━━ Listed records ━━

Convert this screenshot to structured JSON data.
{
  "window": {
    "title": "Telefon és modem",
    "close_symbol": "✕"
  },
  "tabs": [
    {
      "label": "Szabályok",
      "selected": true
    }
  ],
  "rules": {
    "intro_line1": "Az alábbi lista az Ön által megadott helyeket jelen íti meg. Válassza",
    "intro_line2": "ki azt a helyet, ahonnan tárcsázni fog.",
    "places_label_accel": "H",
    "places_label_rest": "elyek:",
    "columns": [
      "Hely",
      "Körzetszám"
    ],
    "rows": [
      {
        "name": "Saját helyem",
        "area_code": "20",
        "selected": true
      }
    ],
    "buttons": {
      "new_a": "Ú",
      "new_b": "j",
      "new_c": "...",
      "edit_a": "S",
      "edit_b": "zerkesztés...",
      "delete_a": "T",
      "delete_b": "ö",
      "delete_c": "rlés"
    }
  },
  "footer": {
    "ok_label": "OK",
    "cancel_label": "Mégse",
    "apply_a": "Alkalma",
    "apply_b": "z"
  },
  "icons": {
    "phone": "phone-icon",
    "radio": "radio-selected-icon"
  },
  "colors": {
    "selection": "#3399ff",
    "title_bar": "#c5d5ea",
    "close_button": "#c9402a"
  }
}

━━━
━━ Listed records ━━

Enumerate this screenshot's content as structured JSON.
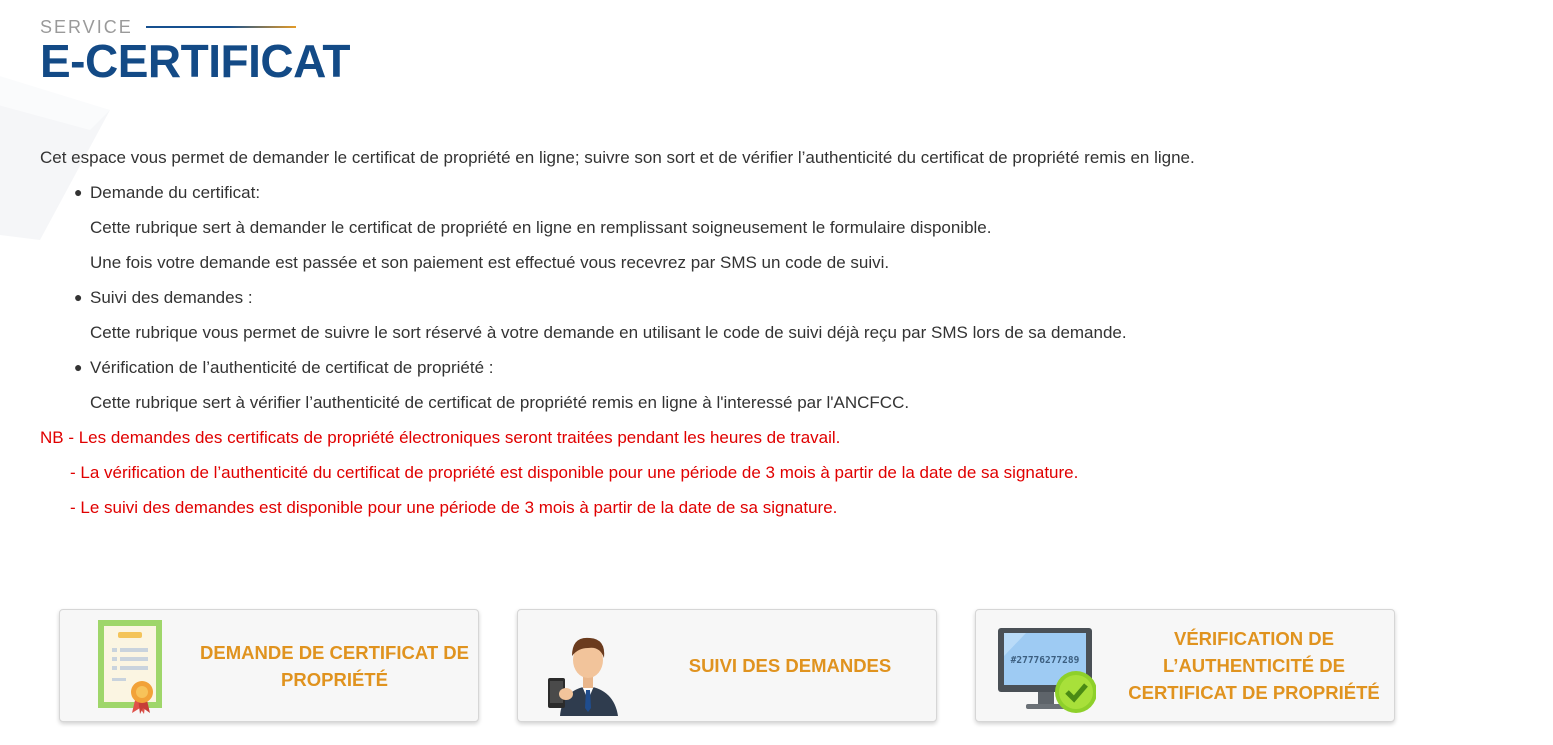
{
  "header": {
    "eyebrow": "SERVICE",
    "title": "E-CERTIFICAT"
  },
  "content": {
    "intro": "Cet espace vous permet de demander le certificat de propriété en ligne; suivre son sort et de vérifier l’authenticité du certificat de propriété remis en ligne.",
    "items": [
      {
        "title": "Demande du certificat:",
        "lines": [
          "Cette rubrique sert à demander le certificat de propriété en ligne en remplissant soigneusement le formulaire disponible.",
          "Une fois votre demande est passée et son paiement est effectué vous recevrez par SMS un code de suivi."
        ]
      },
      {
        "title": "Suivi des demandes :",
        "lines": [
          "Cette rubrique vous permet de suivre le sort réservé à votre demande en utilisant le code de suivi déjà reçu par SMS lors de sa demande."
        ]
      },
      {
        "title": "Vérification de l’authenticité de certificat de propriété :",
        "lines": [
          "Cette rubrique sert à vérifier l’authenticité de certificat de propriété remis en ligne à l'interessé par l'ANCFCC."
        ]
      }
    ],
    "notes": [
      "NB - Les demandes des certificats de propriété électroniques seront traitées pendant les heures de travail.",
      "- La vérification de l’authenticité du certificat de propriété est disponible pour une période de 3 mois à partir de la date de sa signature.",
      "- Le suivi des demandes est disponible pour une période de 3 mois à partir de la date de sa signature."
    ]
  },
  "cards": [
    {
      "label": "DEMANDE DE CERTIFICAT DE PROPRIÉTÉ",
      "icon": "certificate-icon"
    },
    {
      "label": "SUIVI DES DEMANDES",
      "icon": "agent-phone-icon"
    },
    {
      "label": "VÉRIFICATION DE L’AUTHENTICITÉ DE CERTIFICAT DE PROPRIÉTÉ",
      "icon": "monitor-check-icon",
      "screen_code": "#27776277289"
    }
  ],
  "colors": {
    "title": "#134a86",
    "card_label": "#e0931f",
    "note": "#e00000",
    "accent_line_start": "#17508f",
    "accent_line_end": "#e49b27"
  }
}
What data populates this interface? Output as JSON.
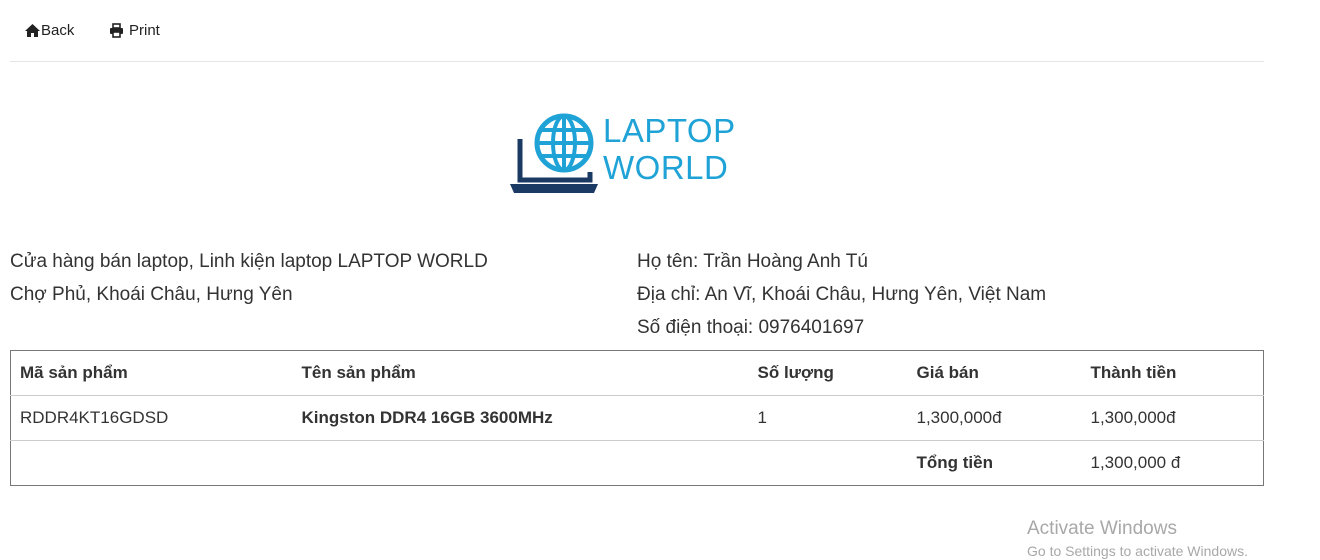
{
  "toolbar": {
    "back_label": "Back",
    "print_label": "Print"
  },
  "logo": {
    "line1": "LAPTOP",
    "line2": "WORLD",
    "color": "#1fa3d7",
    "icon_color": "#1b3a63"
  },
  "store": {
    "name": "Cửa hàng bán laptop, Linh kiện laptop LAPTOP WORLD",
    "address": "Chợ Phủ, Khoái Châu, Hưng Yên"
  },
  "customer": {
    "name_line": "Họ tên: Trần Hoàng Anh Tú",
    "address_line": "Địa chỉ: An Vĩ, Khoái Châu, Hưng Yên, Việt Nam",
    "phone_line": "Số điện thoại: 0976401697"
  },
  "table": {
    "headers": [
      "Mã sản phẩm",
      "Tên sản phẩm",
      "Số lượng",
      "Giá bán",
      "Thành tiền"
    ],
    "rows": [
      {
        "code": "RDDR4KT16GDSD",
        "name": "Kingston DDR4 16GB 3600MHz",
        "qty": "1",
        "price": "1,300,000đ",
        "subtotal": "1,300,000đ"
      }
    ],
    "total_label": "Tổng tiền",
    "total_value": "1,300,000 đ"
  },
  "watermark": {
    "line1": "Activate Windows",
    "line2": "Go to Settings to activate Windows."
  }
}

━━━

:: Written exercise ::
Going through the entries above, report how many lines include the string "structured". The number alone is the answer.

:: Solution for this exercise ::
2